Work to be completed -
Write out the listing in full, matching it word for word.
○ ○ ○ ○ ○ ○ ○
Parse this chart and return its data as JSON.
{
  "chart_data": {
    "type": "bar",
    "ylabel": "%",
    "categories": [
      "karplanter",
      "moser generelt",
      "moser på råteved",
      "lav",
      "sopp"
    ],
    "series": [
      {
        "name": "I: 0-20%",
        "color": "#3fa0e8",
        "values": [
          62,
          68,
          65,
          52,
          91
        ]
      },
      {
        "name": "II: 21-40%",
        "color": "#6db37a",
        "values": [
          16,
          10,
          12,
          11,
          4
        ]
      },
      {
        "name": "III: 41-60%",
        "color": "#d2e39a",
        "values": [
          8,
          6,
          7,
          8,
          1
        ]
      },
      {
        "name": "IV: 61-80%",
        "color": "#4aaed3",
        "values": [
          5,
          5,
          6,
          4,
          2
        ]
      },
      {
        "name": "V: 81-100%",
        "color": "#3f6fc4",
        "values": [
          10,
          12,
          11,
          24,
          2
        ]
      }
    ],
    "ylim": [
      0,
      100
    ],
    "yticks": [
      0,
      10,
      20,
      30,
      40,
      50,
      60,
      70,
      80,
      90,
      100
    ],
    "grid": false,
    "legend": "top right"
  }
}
○ ○ ○ ○ ○ ○ ○
Exercise answer -
Parse this chart and return its data as JSON.
{
  "chart_data": {
    "type": "bar",
    "ylabel": "%",
    "categories": [
      "karplanter",
      "moser generelt",
      "moser på råteved",
      "lav",
      "sopp"
    ],
    "series": [
      {
        "name": "I: 0-20%",
        "color": "#3fa0e8",
        "values": [
          62,
          68,
          65,
          52,
          91
        ]
      },
      {
        "name": "II: 21-40%",
        "color": "#6db37a",
        "values": [
          16,
          10,
          12,
          11,
          4
        ]
      },
      {
        "name": "III: 41-60%",
        "color": "#d2e39a",
        "values": [
          8,
          6,
          7,
          8,
          1
        ]
      },
      {
        "name": "IV: 61-80%",
        "color": "#4aaed3",
        "values": [
          5,
          5,
          6,
          4,
          2
        ]
      },
      {
        "name": "V: 81-100%",
        "color": "#3f6fc4",
        "values": [
          10,
          12,
          11,
          24,
          2
        ]
      }
    ],
    "ylim": [
      0,
      100
    ],
    "yticks": [
      0,
      10,
      20,
      30,
      40,
      50,
      60,
      70,
      80,
      90,
      100
    ],
    "grid": false,
    "legend": "top right"
  }
}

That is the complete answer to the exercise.